◆ PROMPT: Below are some records; reproduce every one of them exactly.

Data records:
━━━━━━━━

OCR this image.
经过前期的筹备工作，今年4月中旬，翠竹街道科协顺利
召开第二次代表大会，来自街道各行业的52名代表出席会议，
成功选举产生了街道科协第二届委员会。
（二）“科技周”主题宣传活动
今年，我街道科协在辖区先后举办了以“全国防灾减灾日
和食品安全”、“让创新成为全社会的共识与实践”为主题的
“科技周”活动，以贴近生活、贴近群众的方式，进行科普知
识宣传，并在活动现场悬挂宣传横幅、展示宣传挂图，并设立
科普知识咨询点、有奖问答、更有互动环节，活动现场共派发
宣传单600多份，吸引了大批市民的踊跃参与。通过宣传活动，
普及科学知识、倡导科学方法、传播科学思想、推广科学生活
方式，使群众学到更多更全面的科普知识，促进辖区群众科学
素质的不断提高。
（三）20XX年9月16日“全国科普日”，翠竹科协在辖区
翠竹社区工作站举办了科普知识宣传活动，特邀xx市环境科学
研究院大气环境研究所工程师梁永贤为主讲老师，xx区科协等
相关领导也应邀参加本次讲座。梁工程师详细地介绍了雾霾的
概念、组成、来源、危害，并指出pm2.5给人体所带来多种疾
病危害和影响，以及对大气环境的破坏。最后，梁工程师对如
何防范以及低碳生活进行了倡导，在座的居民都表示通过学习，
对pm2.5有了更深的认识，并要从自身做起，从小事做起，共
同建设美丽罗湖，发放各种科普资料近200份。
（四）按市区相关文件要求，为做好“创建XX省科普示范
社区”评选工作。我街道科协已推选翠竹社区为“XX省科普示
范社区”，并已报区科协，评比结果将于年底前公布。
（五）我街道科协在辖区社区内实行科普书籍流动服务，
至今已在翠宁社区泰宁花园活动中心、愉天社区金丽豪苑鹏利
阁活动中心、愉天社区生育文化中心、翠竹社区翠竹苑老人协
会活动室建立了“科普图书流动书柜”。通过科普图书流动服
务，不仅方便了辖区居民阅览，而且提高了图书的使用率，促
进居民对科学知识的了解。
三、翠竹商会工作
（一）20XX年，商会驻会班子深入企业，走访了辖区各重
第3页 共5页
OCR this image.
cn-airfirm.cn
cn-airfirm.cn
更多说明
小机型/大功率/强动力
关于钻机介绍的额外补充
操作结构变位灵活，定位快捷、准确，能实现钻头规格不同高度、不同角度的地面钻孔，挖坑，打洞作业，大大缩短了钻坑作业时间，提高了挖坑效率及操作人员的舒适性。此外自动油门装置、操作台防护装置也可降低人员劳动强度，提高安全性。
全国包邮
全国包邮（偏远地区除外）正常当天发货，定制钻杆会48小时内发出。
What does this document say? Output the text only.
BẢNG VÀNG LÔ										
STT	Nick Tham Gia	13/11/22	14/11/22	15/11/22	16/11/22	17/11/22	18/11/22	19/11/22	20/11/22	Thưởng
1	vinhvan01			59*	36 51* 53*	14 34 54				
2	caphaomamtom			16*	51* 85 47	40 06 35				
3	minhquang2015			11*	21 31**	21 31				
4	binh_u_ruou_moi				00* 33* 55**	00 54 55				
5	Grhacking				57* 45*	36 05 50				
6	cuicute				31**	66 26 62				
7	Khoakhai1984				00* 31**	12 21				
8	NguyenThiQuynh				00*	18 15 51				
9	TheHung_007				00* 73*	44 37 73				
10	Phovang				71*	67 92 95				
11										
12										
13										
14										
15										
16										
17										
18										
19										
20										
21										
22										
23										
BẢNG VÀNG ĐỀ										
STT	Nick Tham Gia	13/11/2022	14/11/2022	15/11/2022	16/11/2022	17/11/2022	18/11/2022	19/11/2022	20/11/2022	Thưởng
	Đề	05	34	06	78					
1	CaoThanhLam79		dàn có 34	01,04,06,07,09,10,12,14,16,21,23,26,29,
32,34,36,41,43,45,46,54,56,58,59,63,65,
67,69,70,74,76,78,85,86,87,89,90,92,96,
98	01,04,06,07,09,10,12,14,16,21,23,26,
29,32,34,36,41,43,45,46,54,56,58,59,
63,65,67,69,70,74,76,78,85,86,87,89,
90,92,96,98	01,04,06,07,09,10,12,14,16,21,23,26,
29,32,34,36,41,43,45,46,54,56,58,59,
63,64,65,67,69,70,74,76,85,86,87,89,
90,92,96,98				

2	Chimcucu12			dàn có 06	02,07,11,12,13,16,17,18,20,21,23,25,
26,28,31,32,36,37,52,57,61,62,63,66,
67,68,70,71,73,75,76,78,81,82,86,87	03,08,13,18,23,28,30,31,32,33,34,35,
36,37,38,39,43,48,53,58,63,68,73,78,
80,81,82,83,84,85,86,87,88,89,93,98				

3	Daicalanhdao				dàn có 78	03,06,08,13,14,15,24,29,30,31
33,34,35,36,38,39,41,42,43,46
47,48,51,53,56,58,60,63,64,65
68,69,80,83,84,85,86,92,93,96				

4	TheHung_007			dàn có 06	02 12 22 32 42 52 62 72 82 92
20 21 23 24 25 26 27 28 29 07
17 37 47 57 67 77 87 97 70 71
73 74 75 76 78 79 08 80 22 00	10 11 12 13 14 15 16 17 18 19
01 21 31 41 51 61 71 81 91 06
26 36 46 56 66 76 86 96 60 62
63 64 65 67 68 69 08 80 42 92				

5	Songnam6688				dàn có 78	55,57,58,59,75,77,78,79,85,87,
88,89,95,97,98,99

━━━━━━━━

◆ TASK RESULT:
OCR this image.
经过前期的筹备工作，今年4月中旬，翠竹街道科协顺利
召开第二次代表大会，来自街道各行业的52名代表出席会议，
成功选举产生了街道科协第二届委员会。
（二）“科技周”主题宣传活动
今年，我街道科协在辖区先后举办了以“全国防灾减灾日
和食品安全”、“让创新成为全社会的共识与实践”为主题的
“科技周”活动，以贴近生活、贴近群众的方式，进行科普知
识宣传，并在活动现场悬挂宣传横幅、展示宣传挂图，并设立
科普知识咨询点、有奖问答、更有互动环节，活动现场共派发
宣传单600多份，吸引了大批市民的踊跃参与。通过宣传活动，
普及科学知识、倡导科学方法、传播科学思想、推广科学生活
方式，使群众学到更多更全面的科普知识，促进辖区群众科学
素质的不断提高。
（三）20XX年9月16日“全国科普日”，翠竹科协在辖区
翠竹社区工作站举办了科普知识宣传活动，特邀xx市环境科学
研究院大气环境研究所工程师梁永贤为主讲老师，xx区科协等
相关领导也应邀参加本次讲座。梁工程师详细地介绍了雾霾的
概念、组成、来源、危害，并指出pm2.5给人体所带来多种疾
病危害和影响，以及对大气环境的破坏。最后，梁工程师对如
何防范以及低碳生活进行了倡导，在座的居民都表示通过学习，
对pm2.5有了更深的认识，并要从自身做起，从小事做起，共
同建设美丽罗湖，发放各种科普资料近200份。
（四）按市区相关文件要求，为做好“创建XX省科普示范
社区”评选工作。我街道科协已推选翠竹社区为“XX省科普示
范社区”，并已报区科协，评比结果将于年底前公布。
（五）我街道科协在辖区社区内实行科普书籍流动服务，
至今已在翠宁社区泰宁花园活动中心、愉天社区金丽豪苑鹏利
阁活动中心、愉天社区生育文化中心、翠竹社区翠竹苑老人协
会活动室建立了“科普图书流动书柜”。通过科普图书流动服
务，不仅方便了辖区居民阅览，而且提高了图书的使用率，促
进居民对科学知识的了解。
三、翠竹商会工作
（一）20XX年，商会驻会班子深入企业，走访了辖区各重
第3页 共5页
OCR this image.
cn-airfirm.cn
cn-airfirm.cn
更多说明
小机型/大功率/强动力
关于钻机介绍的额外补充
操作结构变位灵活，定位快捷、准确，能实现钻头规格不同高度、不同角度的地面钻孔，挖坑，打洞作业，大大缩短了钻坑作业时间，提高了挖坑效率及操作人员的舒适性。此外自动油门装置、操作台防护装置也可降低人员劳动强度，提高安全性。
全国包邮
全国包邮（偏远地区除外）正常当天发货，定制钻杆会48小时内发出。
What does this document say? Output the text only.
BẢNG VÀNG LÔ										
STT	Nick Tham Gia	13/11/22	14/11/22	15/11/22	16/11/22	17/11/22	18/11/22	19/11/22	20/11/22	Thưởng
1	vinhvan01			59*	36 51* 53*	14 34 54				
2	caphaomamtom			16*	51* 85 47	40 06 35				
3	minhquang2015			11*	21 31**	21 31				
4	binh_u_ruou_moi				00* 33* 55**	00 54 55				
5	Grhacking				57* 45*	36 05 50				
6	cuicute				31**	66 26 62				
7	Khoakhai1984				00* 31**	12 21				
8	NguyenThiQuynh				00*	18 15 51				
9	TheHung_007				00* 73*	44 37 73				
10	Phovang				71*	67 92 95				
11										
12										
13										
14										
15										
16										
17										
18										
19										
20										
21										
22										
23										
BẢNG VÀNG ĐỀ										
STT	Nick Tham Gia	13/11/2022	14/11/2022	15/11/2022	16/11/2022	17/11/2022	18/11/2022	19/11/2022	20/11/2022	Thưởng
	Đề	05	34	06	78					
1	CaoThanhLam79		dàn có 34	01,04,06,07,09,10,12,14,16,21,23,26,29,
32,34,36,41,43,45,46,54,56,58,59,63,65,
67,69,70,74,76,78,85,86,87,89,90,92,96,
98	01,04,06,07,09,10,12,14,16,21,23,26,
29,32,34,36,41,43,45,46,54,56,58,59,
63,65,67,69,70,74,76,78,85,86,87,89,
90,92,96,98	01,04,06,07,09,10,12,14,16,21,23,26,
29,32,34,36,41,43,45,46,54,56,58,59,
63,64,65,67,69,70,74,76,85,86,87,89,
90,92,96,98				

2	Chimcucu12			dàn có 06	02,07,11,12,13,16,17,18,20,21,23,25,
26,28,31,32,36,37,52,57,61,62,63,66,
67,68,70,71,73,75,76,78,81,82,86,87	03,08,13,18,23,28,30,31,32,33,34,35,
36,37,38,39,43,48,53,58,63,68,73,78,
80,81,82,83,84,85,86,87,88,89,93,98				

3	Daicalanhdao				dàn có 78	03,06,08,13,14,15,24,29,30,31
33,34,35,36,38,39,41,42,43,46
47,48,51,53,56,58,60,63,64,65
68,69,80,83,84,85,86,92,93,96				

4	TheHung_007			dàn có 06	02 12 22 32 42 52 62 72 82 92
20 21 23 24 25 26 27 28 29 07
17 37 47 57 67 77 87 97 70 71
73 74 75 76 78 79 08 80 22 00	10 11 12 13 14 15 16 17 18 19
01 21 31 41 51 61 71 81 91 06
26 36 46 56 66 76 86 96 60 62
63 64 65 67 68 69 08 80 42 92				

5	Songnam6688				dàn có 78	55,57,58,59,75,77,78,79,85,87,
88,89,95,97,98,99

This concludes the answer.